● TASK GOAL
From the forum post about the Python script, reproduce verbatim the passage from "#!/usr/bin/python" up to and including "sheet = line.split()".

0

I'm trying to make an script which takes all rows starting by 'HELIX', 'SHEET' and 'DBREF' from a .txt, from that rows takes some specifical columns and then saves the results on a new file.

#!/usr/bin/python
import sys

if len(sys.argv) != 3:
    print("2 Parameters expected: You must introduce your pdb file and a name for output file.")`
    exit()

for line in open(sys.argv[1]):
    if 'HELIX' in line:
        helix = line.split()
        cols_h = helix[0], helix[3:6:2], helix[6:9:2]
    elif 'SHEET'in line:
        sheet = line.split()
        cols_s = sheet[0], sheet[4:7:2], sheet[7:10:2], sheet [12:15:2], sheet[16:19:2]
    elif 'DBREF' in line:
        dbref = line.split()
        cols_id = dbref[0], dbref[3:5], dbref[8:10]


modified_data = open(sys.argv[2],'w')
modified_data.write(cols_id)
modified_data.write(cols_h)
modified_data.write(cols_s)

My problem is that when I try to write my final results it gives this error:

Traceback (most recent call last):
  File "funcional2.py", line 21, in <module>
    modified_data.write(cols_id)
TypeError: expected a character buffer object

When I try to convert to a string using ''.join() it returns another error

Traceback (most recent call last):
  File "funcional2.py", line 21, in <module>
    modified_data.write(' '.join(cols_id))

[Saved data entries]
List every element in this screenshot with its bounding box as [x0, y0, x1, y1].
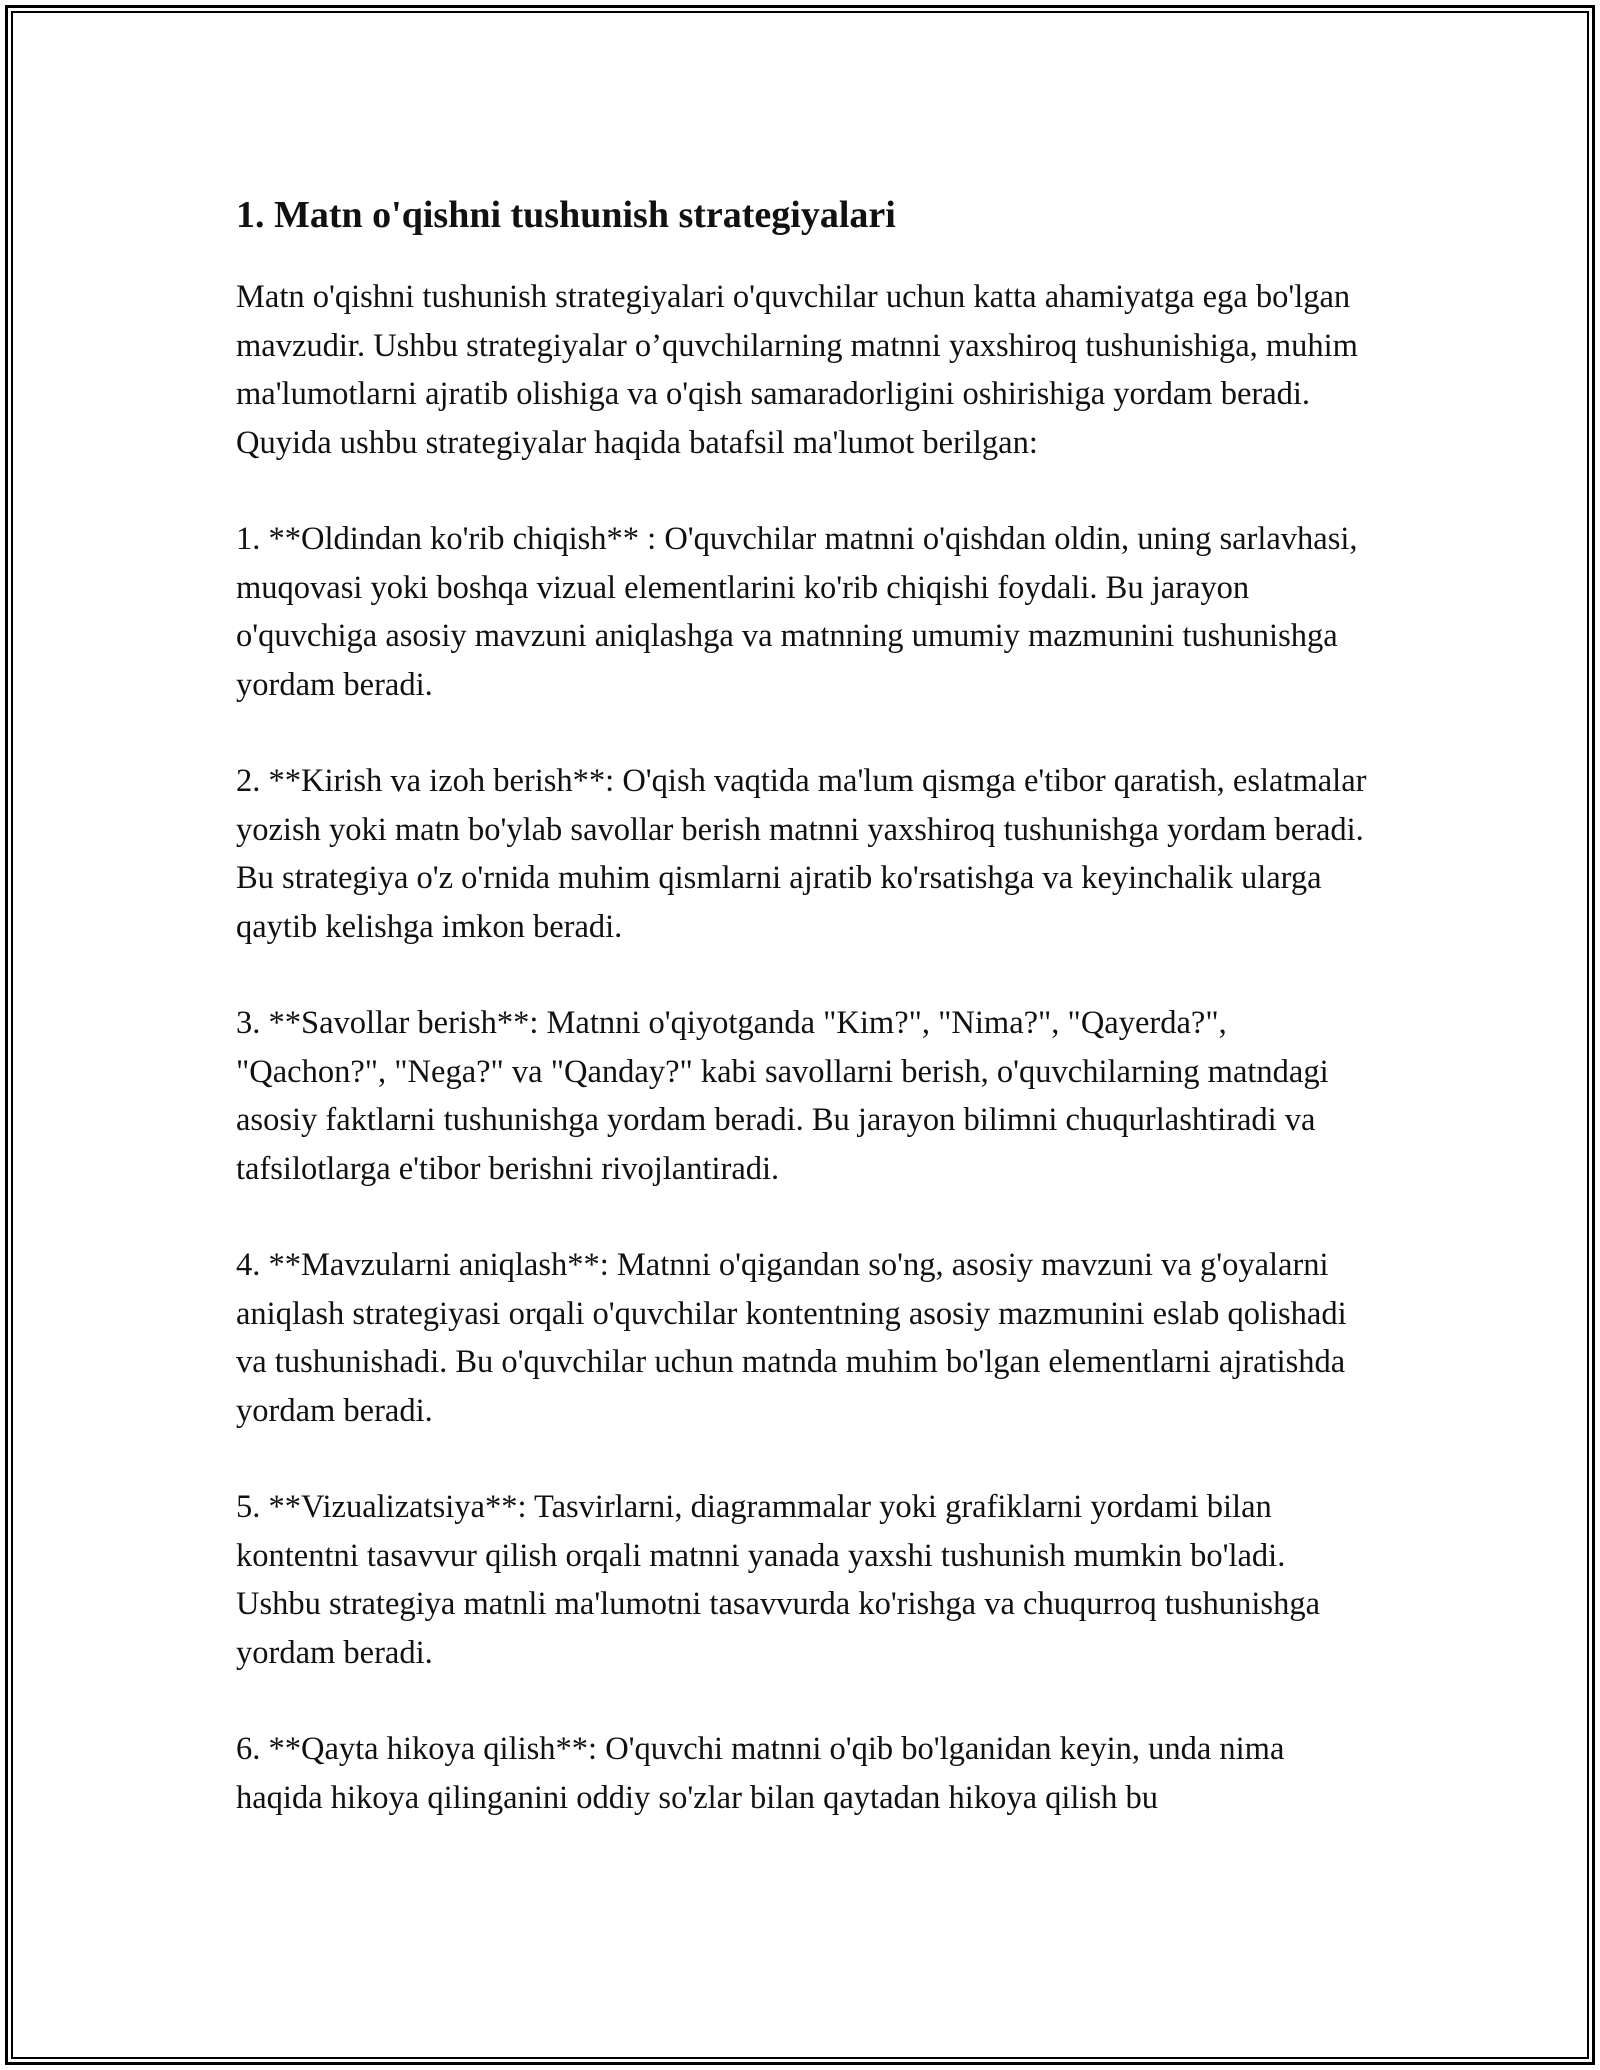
strategy-2-paragraph: 2. **Kirish va izoh berish**: O'qish vaqtida ma'lum qismga e'tibor qaratish, eslatmalar yozish yoki matn bo'ylab savollar berish matnni yaxshiroq tushunishga yordam beradi. Bu strategiya o'z o'rnida muhim qismlarni ajratib ko'rsatishga va keyinchalik ularga qaytib kelishga imkon beradi.	[236, 763, 1367, 945]
strategy-6-paragraph: 6. **Qayta hikoya qilish**: O'quvchi matnni o'qib bo'lganidan keyin, unda nima haqida hikoya qilinganini oddiy so'zlar bilan qaytadan hikoya qilish bu	[236, 1731, 1285, 1816]
strategy-1-paragraph: 1. **Oldindan ko'rib chiqish** : O'quvchilar matnni o'qishdan oldin, uning sarlavhasi, muqovasi yoki boshqa vizual elementlarini ko'rib chiqishi foydali. Bu jarayon o'quvchiga asosiy mavzuni aniqlashga va matnning umumiy mazmunini tushunishga yordam beradi.	[236, 521, 1358, 703]
strategy-5-paragraph: 5. **Vizualizatsiya**: Tasvirlarni, diagrammalar yoki grafiklarni yordami bilan kontentni tasavvur qilish orqali matnni yanada yaxshi tushunish mumkin bo'ladi. Ushbu strategiya matnli ma'lumotni tasavvurda ko'rishga va chuqurroq tushunishga yordam beradi.	[236, 1489, 1321, 1671]
strategy-3-paragraph: 3. **Savollar berish**: Matnni o'qiyotganda "Kim?", "Nima?", "Qayerda?", "Qachon?", "Nega?" va "Qanday?" kabi savollarni berish, o'quvchilarning matndagi asosiy faktlarni tushunishga yordam beradi. Bu jarayon bilimni chuqurlashtiradi va tafsilotlarga e'tibor berishni rivojlantiradi.	[236, 1005, 1329, 1187]
document-body	[236, 183, 1376, 1870]
strategy-4-paragraph: 4. **Mavzularni aniqlash**: Matnni o'qigandan so'ng, asosiy mavzuni va g'oyalarni aniqlash strategiyasi orqali o'quvchilar kontentning asosiy mazmunini eslab qolishadi va tushunishadi. Bu o'quvchilar uchun matnda muhim bo'lgan elementlarni ajratishda yordam beradi.	[236, 1247, 1347, 1429]
document-title: 1. Matn o'qishni tushunish strategiyalari	[236, 194, 896, 236]
intro-paragraph: Matn o'qishni tushunish strategiyalari o'quvchilar uchun katta ahamiyatga ega bo'lgan mavzudir. Ushbu strategiyalar o’quvchilarning matnni yaxshiroq tushunishiga, muhim ma'lumotlarni ajratib olishiga va o'qish samaradorligini oshirishiga yordam beradi. Quyida ushbu strategiyalar haqida batafsil ma'lumot berilgan:	[236, 279, 1358, 461]
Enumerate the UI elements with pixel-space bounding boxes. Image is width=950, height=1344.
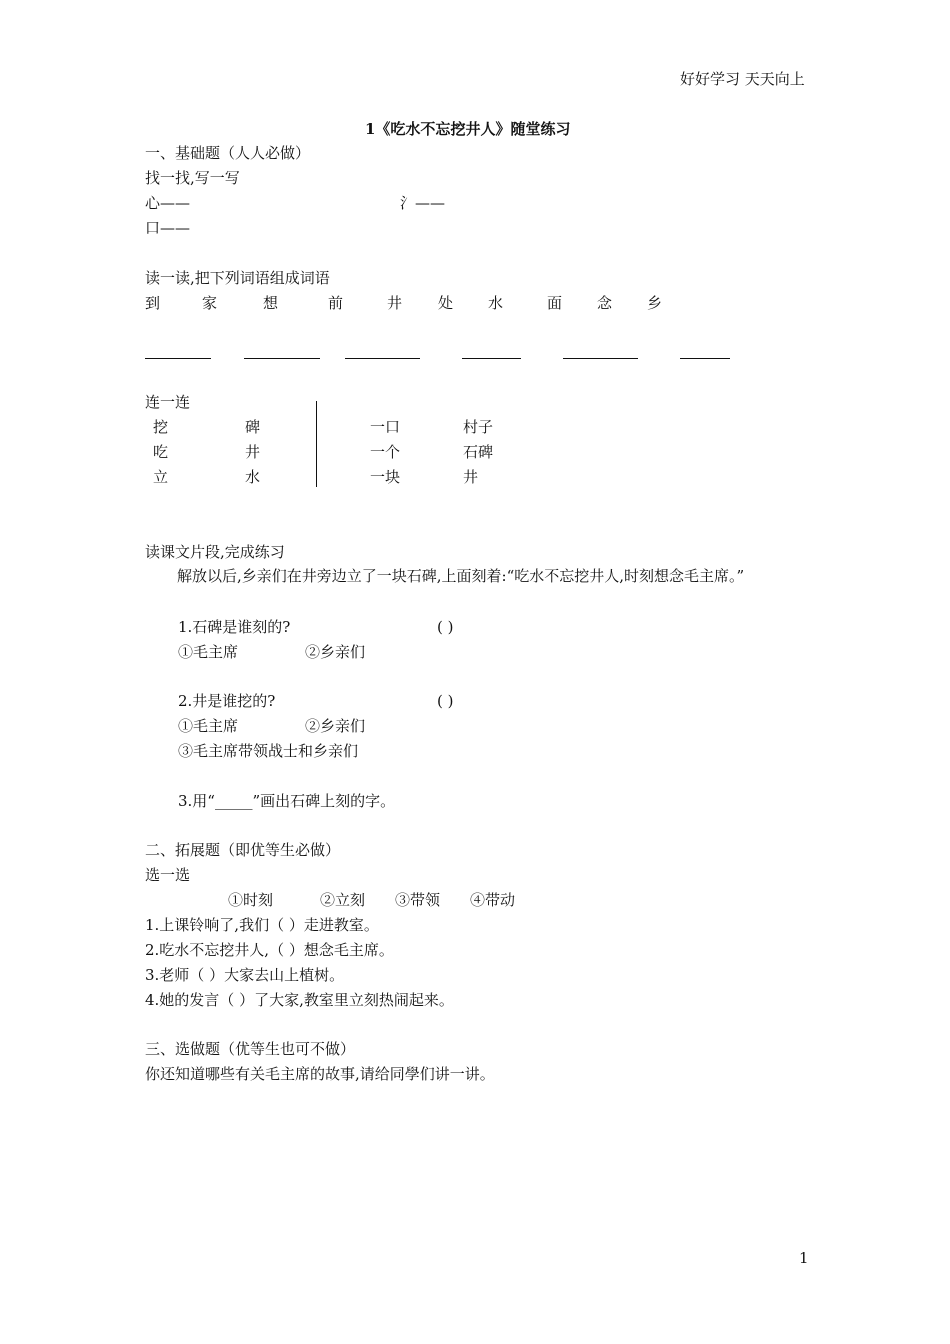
answer-paren[interactable]: ( ) [437, 618, 454, 636]
page-number: 1 [799, 1249, 809, 1267]
connect-item[interactable]: 一块 [370, 468, 401, 486]
connect-item[interactable]: 立 [153, 468, 169, 486]
connect-item[interactable]: 水 [245, 468, 261, 486]
connect-item[interactable]: 吃 [153, 443, 169, 461]
option: ③毛主席带领战士和乡亲们 [178, 742, 359, 760]
word-char: 乡 [647, 294, 663, 312]
option: ②乡亲们 [305, 643, 366, 661]
reading-label: 读课文片段,完成练习 [145, 543, 285, 561]
fill-item: 4.她的发言（ ）了大家,教室里立刻热闹起来。 [145, 991, 454, 1009]
connect-item[interactable]: 井 [245, 443, 261, 461]
word-char: 家 [202, 294, 218, 312]
option: ①毛主席 [178, 643, 239, 661]
choice-option: ②立刻 [320, 891, 366, 909]
connect-item[interactable]: 一个 [370, 443, 401, 461]
connect-divider [316, 401, 317, 487]
word-char: 井 [387, 294, 403, 312]
connect-item[interactable]: 井 [463, 468, 479, 486]
word-char: 处 [438, 294, 454, 312]
choice-option: ①时刻 [228, 891, 274, 909]
header-motto: 好好学习 天天向上 [680, 70, 805, 88]
question-3: 3.用“_____”画出石碑上刻的字。 [178, 792, 396, 810]
answer-blank[interactable] [462, 358, 521, 359]
word-char: 水 [488, 294, 504, 312]
answer-blank[interactable] [244, 358, 320, 359]
fill-item: 3.老师（ ）大家去山上植树。 [145, 966, 345, 984]
answer-blank[interactable] [563, 358, 638, 359]
connect-item[interactable]: 一口 [370, 418, 401, 436]
word-char: 念 [597, 294, 613, 312]
choice-option: ④带动 [470, 891, 516, 909]
connect-item[interactable]: 石碑 [463, 443, 494, 461]
reading-passage: 解放以后,乡亲们在井旁边立了一块石碑,上面刻着:“吃水不忘挖井人,时刻想念毛主席。” [177, 567, 745, 585]
find-write-row1-right: 氵—— [400, 194, 446, 212]
answer-blank[interactable] [680, 358, 730, 359]
connect-label: 连一连 [145, 393, 191, 411]
word-char: 到 [145, 294, 161, 312]
question-2: 2.井是谁挖的? [178, 692, 276, 710]
word-char: 想 [263, 294, 279, 312]
read-group-label: 读一读,把下列词语组成词语 [145, 269, 330, 287]
find-write-row1-left: 心—— [145, 194, 191, 212]
answer-blank[interactable] [345, 358, 420, 359]
connect-item[interactable]: 挖 [153, 418, 169, 436]
word-char: 面 [547, 294, 563, 312]
option: ①毛主席 [178, 717, 239, 735]
fill-item: 2.吃水不忘挖井人,（ ）想念毛主席。 [145, 941, 394, 959]
answer-blank[interactable] [145, 358, 211, 359]
connect-item[interactable]: 碑 [245, 418, 261, 436]
option: ②乡亲们 [305, 717, 366, 735]
section1-heading: 一、基础题（人人必做） [145, 144, 311, 162]
answer-paren[interactable]: ( ) [437, 692, 454, 710]
section2-heading: 二、拓展题（即优等生必做） [145, 841, 341, 859]
find-write-row2: 口—— [145, 219, 191, 237]
page-title: 1《吃水不忘挖井人》随堂练习 [365, 120, 571, 138]
connect-item[interactable]: 村子 [463, 418, 494, 436]
section3-text: 你还知道哪些有关毛主席的故事,请给同學们讲一讲。 [145, 1065, 495, 1083]
choose-label: 选一选 [145, 866, 191, 884]
word-char: 前 [328, 294, 344, 312]
find-write-label: 找一找,写一写 [145, 169, 240, 187]
fill-item: 1.上课铃响了,我们（ ）走进教室。 [145, 916, 379, 934]
section3-heading: 三、选做题（优等生也可不做） [145, 1040, 356, 1058]
choice-option: ③带领 [395, 891, 441, 909]
question-1: 1.石碑是谁刻的? [178, 618, 291, 636]
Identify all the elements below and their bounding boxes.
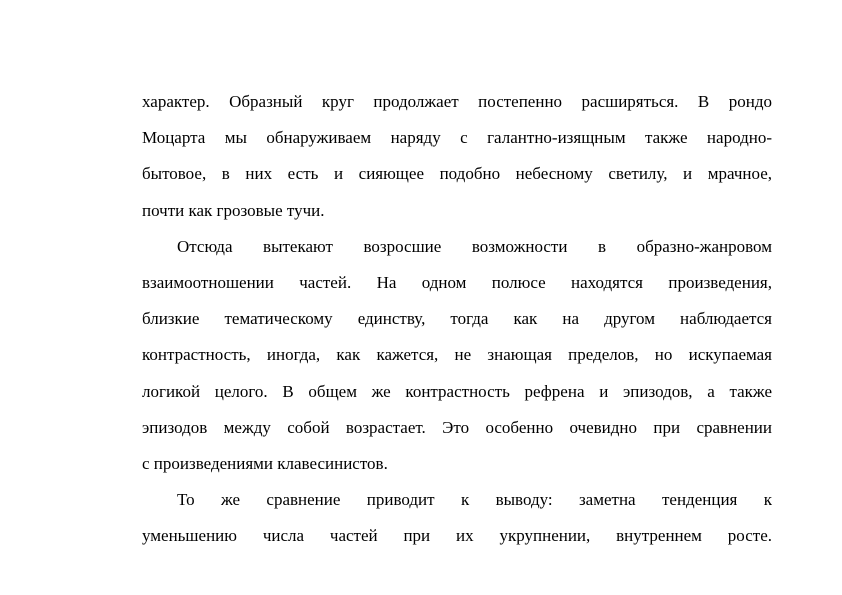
text-line: Отсюда вытекают возросшие возможности в образно-жанровом <box>177 236 772 256</box>
text-line: эпизодов между собой возрастает. Это особенно очевидно при сравнении <box>142 417 772 437</box>
text-line: с произведениями клавесинистов. <box>142 453 388 473</box>
text-line: близкие тематическому единству, тогда как на другом наблюдается <box>142 309 772 329</box>
text-line: Моцарта мы обнаруживаем наряду с галантно-изящным также народно- <box>142 128 772 148</box>
body-text <box>142 84 772 554</box>
text-line: То же сравнение приводит к выводу: заметна тенденция к <box>177 490 772 510</box>
text-line: уменьшению числа частей при их укрупнении, внутреннем росте. <box>142 526 772 546</box>
text-line: контрастность, иногда, как кажется, не знающая пределов, но искупаемая <box>142 345 772 365</box>
text-line: характер. Образный круг продолжает постепенно расширяться. В рондо <box>142 92 772 111</box>
text-line: бытовое, в них есть и сияющее подобно небесному светилу, и мрачное, <box>142 164 772 184</box>
text-line: почти как грозовые тучи. <box>142 200 325 220</box>
text-line: логикой целого. В общем же контрастность рефрена и эпизодов, а также <box>142 381 772 401</box>
text-line: взаимоотношении частей. На одном полюсе находятся произведения, <box>142 272 772 292</box>
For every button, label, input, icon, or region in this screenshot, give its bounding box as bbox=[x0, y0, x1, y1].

● SOLUTION TO THE PROBLEM
#!/usr/bin/python
import sys

if len(sys.argv) != 3:
    print("2 Parameters expected: You must introduce your pdb file and a name for output file.")`
    exit()

for line in open(sys.argv[1]):
    if 'HELIX' in line:
        helix = line.split()
        cols_h = helix[0], helix[3:6:2], helix[6:9:2]
    elif 'SHEET'in line:
        sheet = line.split()